_Exercise goal_. Give the data below again exactly as written, without its pictures.

○ ○ ○

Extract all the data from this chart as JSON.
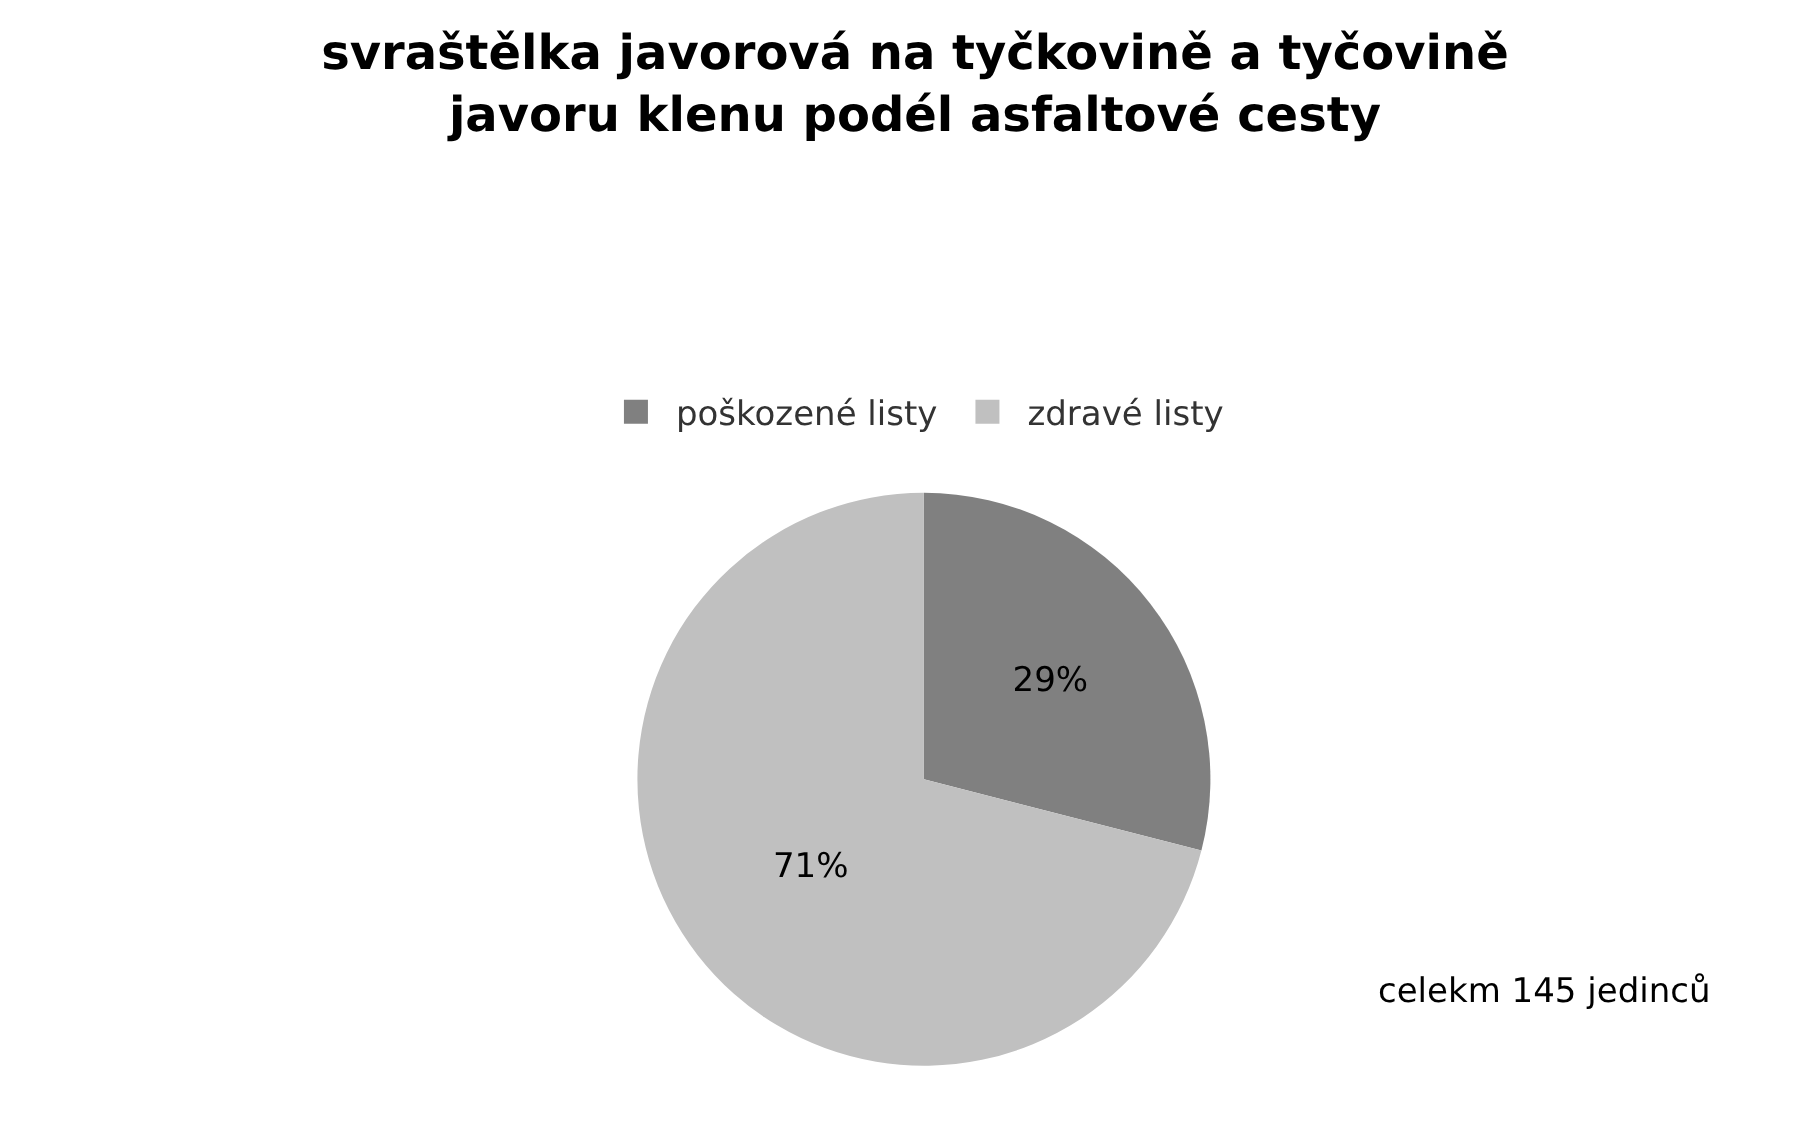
{
  "chart_data": {
    "type": "pie",
    "title": "svraštělka javorová na tyčkovině a tyčovině\njavoru klenu podél asfaltové cesty",
    "categories": [
      "poškozené listy",
      "zdravé listy"
    ],
    "values": [
      29,
      71
    ],
    "value_labels": [
      "29%",
      "71%"
    ],
    "colors": [
      "#808080",
      "#c0c0c0"
    ],
    "legend": "top",
    "annotations": [
      "celekm 145 jedinců"
    ]
  }
}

○ ○ ○

_Response for this exercise_.
Extract all the data from this chart as JSON.
{
  "chart_data": {
    "type": "pie",
    "title": "svraštělka javorová na tyčkovině a tyčovině\njavoru klenu podél asfaltové cesty",
    "categories": [
      "poškozené listy",
      "zdravé listy"
    ],
    "values": [
      29,
      71
    ],
    "value_labels": [
      "29%",
      "71%"
    ],
    "colors": [
      "#808080",
      "#c0c0c0"
    ],
    "legend": "top",
    "annotations": [
      "celekm 145 jedinců"
    ]
  }
}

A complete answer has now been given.